**To-do list**
a: Render the following sentence from the forum thread about brake rattling into Spanish: "When I brake at highway speed, I get a little vibration in the steering wheel."
b: For each statement, indicate whether the forum thread about brake rattling supports it, answering yes or no and quoting the words of the thread that decide it. (i) The recently installed parts included tires, brakes and rotors. (ii) The rattling noise comes from the front right wheel. (iii) The strongest vibration usually occurs when braking between 40 and 25 mph.
c: Continue the forum thread about brake rattling from the point at which it stops.

**Source excerpt**
· · · · · · ·
# Rattling noise when braking 07 SE-R Spec V



## skye3000 (Nov 13, 2008)

I recently had new tires, brakes and rotors installed. When I brake at highway speed, I get a little vibration in the steering wheel. As I slow down or brake at lower speed, I hear a rattling noise coming from the front left wheel/suspension and my steering wheel shakes even more. Usually braking between 40 to 25 mph is the worse vibration.

Has anyone seen this before in this car or any other car? Any suggestions on what it could be before I take it to the shop and they tell me I need a whole new chassis (or something stupid like that)?


----------



## ziggatron (Feb 6, 2014)

Chances are you warped a rotor something isn't tight enough or to tight the other is the calipers weren't cleaned and lubed so they are sticking and working half ass.


----------



## skye3000 (Nov 13, 2008)
· · · · · · ·
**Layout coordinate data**
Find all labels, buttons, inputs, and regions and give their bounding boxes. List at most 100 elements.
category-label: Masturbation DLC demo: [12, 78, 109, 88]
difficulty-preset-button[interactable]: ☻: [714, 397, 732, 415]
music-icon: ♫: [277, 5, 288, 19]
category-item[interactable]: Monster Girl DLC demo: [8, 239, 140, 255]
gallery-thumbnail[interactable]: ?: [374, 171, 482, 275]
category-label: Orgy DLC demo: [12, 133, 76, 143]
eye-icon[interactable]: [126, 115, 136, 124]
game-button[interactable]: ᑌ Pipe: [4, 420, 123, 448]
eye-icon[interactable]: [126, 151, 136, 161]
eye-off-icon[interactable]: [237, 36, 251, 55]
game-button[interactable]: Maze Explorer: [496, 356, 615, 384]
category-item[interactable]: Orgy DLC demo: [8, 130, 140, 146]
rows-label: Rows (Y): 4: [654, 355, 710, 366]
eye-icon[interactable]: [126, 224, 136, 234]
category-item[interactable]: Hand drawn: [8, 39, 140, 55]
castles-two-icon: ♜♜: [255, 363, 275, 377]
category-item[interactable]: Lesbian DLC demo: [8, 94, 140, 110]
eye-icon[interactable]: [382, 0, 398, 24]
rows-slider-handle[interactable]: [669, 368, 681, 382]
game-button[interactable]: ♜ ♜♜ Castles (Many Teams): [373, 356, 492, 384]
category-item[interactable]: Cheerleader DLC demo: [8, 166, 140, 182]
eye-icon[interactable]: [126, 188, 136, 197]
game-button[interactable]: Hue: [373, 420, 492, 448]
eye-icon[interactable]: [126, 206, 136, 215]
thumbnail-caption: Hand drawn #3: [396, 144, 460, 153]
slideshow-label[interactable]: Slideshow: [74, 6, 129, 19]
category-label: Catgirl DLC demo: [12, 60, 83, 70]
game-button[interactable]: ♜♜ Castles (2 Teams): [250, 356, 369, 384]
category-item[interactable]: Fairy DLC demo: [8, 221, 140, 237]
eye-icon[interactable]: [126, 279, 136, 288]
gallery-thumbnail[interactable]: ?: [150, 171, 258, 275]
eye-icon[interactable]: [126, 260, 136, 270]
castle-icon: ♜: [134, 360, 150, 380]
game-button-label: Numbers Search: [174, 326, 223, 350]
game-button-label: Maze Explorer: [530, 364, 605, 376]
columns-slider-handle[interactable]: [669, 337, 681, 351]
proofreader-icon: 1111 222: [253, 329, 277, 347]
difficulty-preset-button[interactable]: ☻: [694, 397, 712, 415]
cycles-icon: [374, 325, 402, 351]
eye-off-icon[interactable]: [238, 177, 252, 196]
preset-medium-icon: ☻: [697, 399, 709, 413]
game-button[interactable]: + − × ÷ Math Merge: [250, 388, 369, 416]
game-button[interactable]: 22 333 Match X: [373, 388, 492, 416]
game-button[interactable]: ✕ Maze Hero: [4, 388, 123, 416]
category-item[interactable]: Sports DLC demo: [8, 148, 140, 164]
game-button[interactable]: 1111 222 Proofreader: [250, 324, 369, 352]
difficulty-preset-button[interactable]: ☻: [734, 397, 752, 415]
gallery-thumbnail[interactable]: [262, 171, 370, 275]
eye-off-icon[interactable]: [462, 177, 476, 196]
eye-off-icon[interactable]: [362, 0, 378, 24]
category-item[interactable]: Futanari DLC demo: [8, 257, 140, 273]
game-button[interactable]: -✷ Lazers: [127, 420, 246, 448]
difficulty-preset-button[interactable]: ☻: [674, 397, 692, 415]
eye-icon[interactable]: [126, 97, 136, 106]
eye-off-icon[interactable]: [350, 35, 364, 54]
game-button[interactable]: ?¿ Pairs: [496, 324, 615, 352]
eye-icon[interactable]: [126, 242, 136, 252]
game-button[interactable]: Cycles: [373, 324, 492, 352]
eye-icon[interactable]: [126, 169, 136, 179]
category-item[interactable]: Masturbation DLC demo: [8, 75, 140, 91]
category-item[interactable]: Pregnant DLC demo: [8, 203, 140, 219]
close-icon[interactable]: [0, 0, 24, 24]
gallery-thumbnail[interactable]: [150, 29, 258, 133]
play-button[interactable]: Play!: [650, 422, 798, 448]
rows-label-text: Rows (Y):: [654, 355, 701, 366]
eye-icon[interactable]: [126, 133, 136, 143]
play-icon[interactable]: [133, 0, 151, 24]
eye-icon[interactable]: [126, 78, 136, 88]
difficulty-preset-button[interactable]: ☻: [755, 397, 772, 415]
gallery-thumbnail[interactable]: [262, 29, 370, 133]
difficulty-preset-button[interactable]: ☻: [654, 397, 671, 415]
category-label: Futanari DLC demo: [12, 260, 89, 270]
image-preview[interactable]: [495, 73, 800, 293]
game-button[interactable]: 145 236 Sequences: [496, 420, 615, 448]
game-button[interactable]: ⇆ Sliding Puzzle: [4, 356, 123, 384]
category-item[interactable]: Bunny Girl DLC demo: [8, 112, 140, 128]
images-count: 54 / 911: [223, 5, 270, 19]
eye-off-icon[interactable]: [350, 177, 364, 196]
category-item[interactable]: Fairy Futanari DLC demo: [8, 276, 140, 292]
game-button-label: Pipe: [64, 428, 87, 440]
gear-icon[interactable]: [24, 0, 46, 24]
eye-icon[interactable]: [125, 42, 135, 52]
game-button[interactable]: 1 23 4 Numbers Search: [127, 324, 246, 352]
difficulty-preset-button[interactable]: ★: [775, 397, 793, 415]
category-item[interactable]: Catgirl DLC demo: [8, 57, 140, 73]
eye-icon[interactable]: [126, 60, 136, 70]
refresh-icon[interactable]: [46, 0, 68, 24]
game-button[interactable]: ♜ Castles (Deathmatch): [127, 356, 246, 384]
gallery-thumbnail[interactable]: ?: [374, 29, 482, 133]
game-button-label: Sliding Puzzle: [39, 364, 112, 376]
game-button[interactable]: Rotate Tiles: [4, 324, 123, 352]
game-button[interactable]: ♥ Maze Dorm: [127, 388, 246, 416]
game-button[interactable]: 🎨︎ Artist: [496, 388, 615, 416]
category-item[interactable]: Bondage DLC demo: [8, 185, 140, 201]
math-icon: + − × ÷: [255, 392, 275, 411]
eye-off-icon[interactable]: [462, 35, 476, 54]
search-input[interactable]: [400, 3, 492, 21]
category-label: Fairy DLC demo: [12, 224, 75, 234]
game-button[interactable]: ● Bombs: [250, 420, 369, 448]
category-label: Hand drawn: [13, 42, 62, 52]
· · · · · · ·
**Answers**
a: Cuando freno a velocidad de autopista, siento una leve vibración en el volante.

b:
(i) Yes: "I recently had new tires, brakes and rotors installed."
(ii) No: "coming from the front left wheel/suspension"
(iii) Yes: "Usually braking between 40 to 25 mph is the worse vibration."

c:
I took my car to a shop and they said I need new struts and mounts. They wanted to charge me over $1000 for it. They claimed they could only get the parts from Nissan. I looked online and found plenty of aftermarket parts. 

Can anyone suggest where and what brand to buy for OE replacement struts?


----------



## worthirt (May 21, 2013)

look for a "quick strut" they are a little more expensive then just struts, but they com preassembled and have all new parts. Usually these are made from Monroe, if you want work and possibly having to buy more parts after removing the assemblies and taking them apart, then I believe KYB supplied nissan the struts.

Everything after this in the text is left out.